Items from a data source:
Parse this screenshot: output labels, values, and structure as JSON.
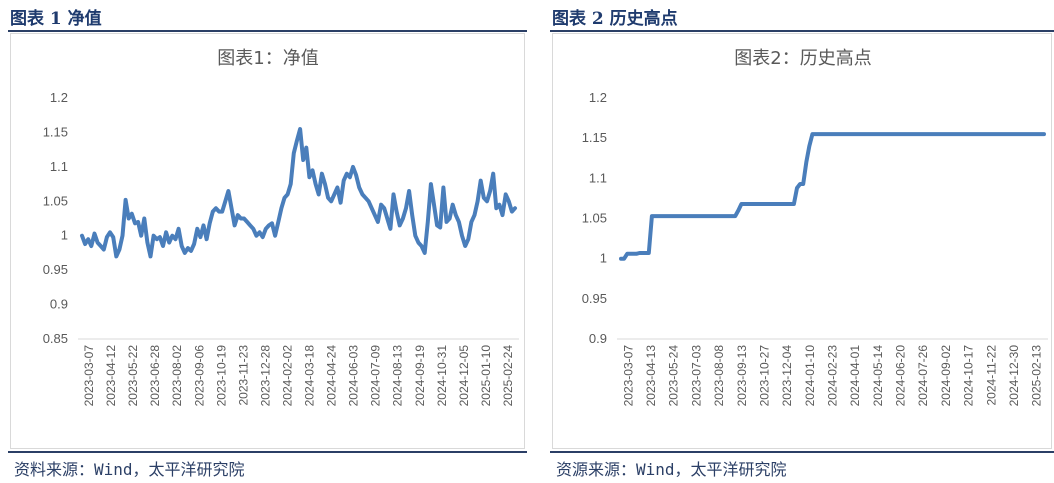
{
  "figure_left": {
    "heading": "图表 1 净值",
    "source": "资料来源：Wind，太平洋研究院"
  },
  "figure_right": {
    "heading": "图表 2 历史高点",
    "source": "资源来源：Wind，太平洋研究院"
  },
  "colors": {
    "line": "#4a7ebb",
    "axis": "#d9d9d9",
    "heading": "#1f3b6e"
  },
  "chart_data": [
    {
      "type": "line",
      "title": "图表1：净值",
      "ylim": [
        0.85,
        1.2
      ],
      "yticks": [
        "0.85",
        "0.9",
        "0.95",
        "1",
        "1.05",
        "1.1",
        "1.15",
        "1.2"
      ],
      "yticks_values": [
        0.85,
        0.9,
        0.95,
        1.0,
        1.05,
        1.1,
        1.15,
        1.2
      ],
      "x_tick_labels": [
        "2023-03-07",
        "2023-04-12",
        "2023-05-22",
        "2023-06-28",
        "2023-08-02",
        "2023-09-06",
        "2023-10-19",
        "2023-11-23",
        "2023-12-28",
        "2024-02-02",
        "2024-03-18",
        "2024-04-24",
        "2024-06-03",
        "2024-07-09",
        "2024-08-13",
        "2024-09-19",
        "2024-10-31",
        "2024-12-05",
        "2025-01-10",
        "2025-02-24"
      ],
      "grid": false,
      "series": [
        {
          "values": [
            1.0,
            0.988,
            0.995,
            0.985,
            1.003,
            0.99,
            0.985,
            0.98,
            0.998,
            1.005,
            0.998,
            0.97,
            0.98,
            1.0,
            1.052,
            1.025,
            1.032,
            1.018,
            1.02,
            1.0,
            1.025,
            0.99,
            0.97,
            1.0,
            0.995,
            0.998,
            0.985,
            1.005,
            0.99,
            1.0,
            0.995,
            1.01,
            0.985,
            0.975,
            0.982,
            0.978,
            0.988,
            1.01,
            0.998,
            1.015,
            0.995,
            1.018,
            1.035,
            1.04,
            1.035,
            1.035,
            1.05,
            1.065,
            1.04,
            1.015,
            1.03,
            1.025,
            1.025,
            1.02,
            1.015,
            1.01,
            1.0,
            1.005,
            0.998,
            1.01,
            1.015,
            1.018,
            1.0,
            1.02,
            1.04,
            1.055,
            1.06,
            1.075,
            1.12,
            1.138,
            1.155,
            1.11,
            1.128,
            1.085,
            1.095,
            1.075,
            1.06,
            1.09,
            1.075,
            1.055,
            1.05,
            1.06,
            1.07,
            1.048,
            1.08,
            1.09,
            1.085,
            1.1,
            1.088,
            1.07,
            1.06,
            1.055,
            1.05,
            1.04,
            1.03,
            1.02,
            1.045,
            1.04,
            1.025,
            1.01,
            1.06,
            1.035,
            1.015,
            1.025,
            1.04,
            1.065,
            1.03,
            1.0,
            0.99,
            0.985,
            0.975,
            1.02,
            1.075,
            1.045,
            1.015,
            1.012,
            1.07,
            1.02,
            1.025,
            1.045,
            1.03,
            1.02,
            1.0,
            0.985,
            0.995,
            1.02,
            1.03,
            1.05,
            1.08,
            1.055,
            1.05,
            1.065,
            1.09,
            1.04,
            1.045,
            1.03,
            1.06,
            1.05,
            1.035,
            1.04
          ]
        }
      ]
    },
    {
      "type": "line",
      "title": "图表2：历史高点",
      "ylim": [
        0.9,
        1.2
      ],
      "yticks": [
        "0.9",
        "0.95",
        "1",
        "1.05",
        "1.1",
        "1.15",
        "1.2"
      ],
      "yticks_values": [
        0.9,
        0.95,
        1.0,
        1.05,
        1.1,
        1.15,
        1.2
      ],
      "x_tick_labels": [
        "2023-03-07",
        "2023-04-13",
        "2023-05-24",
        "2023-07-03",
        "2023-08-08",
        "2023-09-13",
        "2023-10-27",
        "2023-12-04",
        "2024-01-10",
        "2024-02-23",
        "2024-04-01",
        "2024-05-14",
        "2024-06-20",
        "2024-07-26",
        "2024-09-02",
        "2024-10-17",
        "2024-11-22",
        "2024-12-30",
        "2025-02-13"
      ],
      "grid": false,
      "series": [
        {
          "values": [
            1.0,
            1.0,
            1.006,
            1.006,
            1.006,
            1.006,
            1.007,
            1.007,
            1.007,
            1.007,
            1.053,
            1.053,
            1.053,
            1.053,
            1.053,
            1.053,
            1.053,
            1.053,
            1.053,
            1.053,
            1.053,
            1.053,
            1.053,
            1.053,
            1.053,
            1.053,
            1.053,
            1.053,
            1.053,
            1.053,
            1.053,
            1.053,
            1.053,
            1.053,
            1.053,
            1.053,
            1.053,
            1.053,
            1.06,
            1.068,
            1.068,
            1.068,
            1.068,
            1.068,
            1.068,
            1.068,
            1.068,
            1.068,
            1.068,
            1.068,
            1.068,
            1.068,
            1.068,
            1.068,
            1.068,
            1.068,
            1.068,
            1.088,
            1.093,
            1.093,
            1.12,
            1.14,
            1.155,
            1.155,
            1.155,
            1.155,
            1.155,
            1.155,
            1.155,
            1.155,
            1.155,
            1.155,
            1.155,
            1.155,
            1.155,
            1.155,
            1.155,
            1.155,
            1.155,
            1.155,
            1.155,
            1.155,
            1.155,
            1.155,
            1.155,
            1.155,
            1.155,
            1.155,
            1.155,
            1.155,
            1.155,
            1.155,
            1.155,
            1.155,
            1.155,
            1.155,
            1.155,
            1.155,
            1.155,
            1.155,
            1.155,
            1.155,
            1.155,
            1.155,
            1.155,
            1.155,
            1.155,
            1.155,
            1.155,
            1.155,
            1.155,
            1.155,
            1.155,
            1.155,
            1.155,
            1.155,
            1.155,
            1.155,
            1.155,
            1.155,
            1.155,
            1.155,
            1.155,
            1.155,
            1.155,
            1.155,
            1.155,
            1.155,
            1.155,
            1.155,
            1.155,
            1.155,
            1.155,
            1.155,
            1.155,
            1.155,
            1.155,
            1.155
          ]
        }
      ]
    }
  ]
}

_Task description_.
Quote the entries in full. Any image among them is to be omitted from the copy.

_Reply_.
Parse this screenshot: output labels, values, and structure as JSON.
{
  "figure_left": {
    "heading": "图表 1 净值",
    "source": "资料来源：Wind，太平洋研究院"
  },
  "figure_right": {
    "heading": "图表 2 历史高点",
    "source": "资源来源：Wind，太平洋研究院"
  },
  "colors": {
    "line": "#4a7ebb",
    "axis": "#d9d9d9",
    "heading": "#1f3b6e"
  },
  "chart_data": [
    {
      "type": "line",
      "title": "图表1：净值",
      "ylim": [
        0.85,
        1.2
      ],
      "yticks": [
        "0.85",
        "0.9",
        "0.95",
        "1",
        "1.05",
        "1.1",
        "1.15",
        "1.2"
      ],
      "yticks_values": [
        0.85,
        0.9,
        0.95,
        1.0,
        1.05,
        1.1,
        1.15,
        1.2
      ],
      "x_tick_labels": [
        "2023-03-07",
        "2023-04-12",
        "2023-05-22",
        "2023-06-28",
        "2023-08-02",
        "2023-09-06",
        "2023-10-19",
        "2023-11-23",
        "2023-12-28",
        "2024-02-02",
        "2024-03-18",
        "2024-04-24",
        "2024-06-03",
        "2024-07-09",
        "2024-08-13",
        "2024-09-19",
        "2024-10-31",
        "2024-12-05",
        "2025-01-10",
        "2025-02-24"
      ],
      "grid": false,
      "series": [
        {
          "values": [
            1.0,
            0.988,
            0.995,
            0.985,
            1.003,
            0.99,
            0.985,
            0.98,
            0.998,
            1.005,
            0.998,
            0.97,
            0.98,
            1.0,
            1.052,
            1.025,
            1.032,
            1.018,
            1.02,
            1.0,
            1.025,
            0.99,
            0.97,
            1.0,
            0.995,
            0.998,
            0.985,
            1.005,
            0.99,
            1.0,
            0.995,
            1.01,
            0.985,
            0.975,
            0.982,
            0.978,
            0.988,
            1.01,
            0.998,
            1.015,
            0.995,
            1.018,
            1.035,
            1.04,
            1.035,
            1.035,
            1.05,
            1.065,
            1.04,
            1.015,
            1.03,
            1.025,
            1.025,
            1.02,
            1.015,
            1.01,
            1.0,
            1.005,
            0.998,
            1.01,
            1.015,
            1.018,
            1.0,
            1.02,
            1.04,
            1.055,
            1.06,
            1.075,
            1.12,
            1.138,
            1.155,
            1.11,
            1.128,
            1.085,
            1.095,
            1.075,
            1.06,
            1.09,
            1.075,
            1.055,
            1.05,
            1.06,
            1.07,
            1.048,
            1.08,
            1.09,
            1.085,
            1.1,
            1.088,
            1.07,
            1.06,
            1.055,
            1.05,
            1.04,
            1.03,
            1.02,
            1.045,
            1.04,
            1.025,
            1.01,
            1.06,
            1.035,
            1.015,
            1.025,
            1.04,
            1.065,
            1.03,
            1.0,
            0.99,
            0.985,
            0.975,
            1.02,
            1.075,
            1.045,
            1.015,
            1.012,
            1.07,
            1.02,
            1.025,
            1.045,
            1.03,
            1.02,
            1.0,
            0.985,
            0.995,
            1.02,
            1.03,
            1.05,
            1.08,
            1.055,
            1.05,
            1.065,
            1.09,
            1.04,
            1.045,
            1.03,
            1.06,
            1.05,
            1.035,
            1.04
          ]
        }
      ]
    },
    {
      "type": "line",
      "title": "图表2：历史高点",
      "ylim": [
        0.9,
        1.2
      ],
      "yticks": [
        "0.9",
        "0.95",
        "1",
        "1.05",
        "1.1",
        "1.15",
        "1.2"
      ],
      "yticks_values": [
        0.9,
        0.95,
        1.0,
        1.05,
        1.1,
        1.15,
        1.2
      ],
      "x_tick_labels": [
        "2023-03-07",
        "2023-04-13",
        "2023-05-24",
        "2023-07-03",
        "2023-08-08",
        "2023-09-13",
        "2023-10-27",
        "2023-12-04",
        "2024-01-10",
        "2024-02-23",
        "2024-04-01",
        "2024-05-14",
        "2024-06-20",
        "2024-07-26",
        "2024-09-02",
        "2024-10-17",
        "2024-11-22",
        "2024-12-30",
        "2025-02-13"
      ],
      "grid": false,
      "series": [
        {
          "values": [
            1.0,
            1.0,
            1.006,
            1.006,
            1.006,
            1.006,
            1.007,
            1.007,
            1.007,
            1.007,
            1.053,
            1.053,
            1.053,
            1.053,
            1.053,
            1.053,
            1.053,
            1.053,
            1.053,
            1.053,
            1.053,
            1.053,
            1.053,
            1.053,
            1.053,
            1.053,
            1.053,
            1.053,
            1.053,
            1.053,
            1.053,
            1.053,
            1.053,
            1.053,
            1.053,
            1.053,
            1.053,
            1.053,
            1.06,
            1.068,
            1.068,
            1.068,
            1.068,
            1.068,
            1.068,
            1.068,
            1.068,
            1.068,
            1.068,
            1.068,
            1.068,
            1.068,
            1.068,
            1.068,
            1.068,
            1.068,
            1.068,
            1.088,
            1.093,
            1.093,
            1.12,
            1.14,
            1.155,
            1.155,
            1.155,
            1.155,
            1.155,
            1.155,
            1.155,
            1.155,
            1.155,
            1.155,
            1.155,
            1.155,
            1.155,
            1.155,
            1.155,
            1.155,
            1.155,
            1.155,
            1.155,
            1.155,
            1.155,
            1.155,
            1.155,
            1.155,
            1.155,
            1.155,
            1.155,
            1.155,
            1.155,
            1.155,
            1.155,
            1.155,
            1.155,
            1.155,
            1.155,
            1.155,
            1.155,
            1.155,
            1.155,
            1.155,
            1.155,
            1.155,
            1.155,
            1.155,
            1.155,
            1.155,
            1.155,
            1.155,
            1.155,
            1.155,
            1.155,
            1.155,
            1.155,
            1.155,
            1.155,
            1.155,
            1.155,
            1.155,
            1.155,
            1.155,
            1.155,
            1.155,
            1.155,
            1.155,
            1.155,
            1.155,
            1.155,
            1.155,
            1.155,
            1.155,
            1.155,
            1.155,
            1.155,
            1.155,
            1.155,
            1.155
          ]
        }
      ]
    }
  ]
}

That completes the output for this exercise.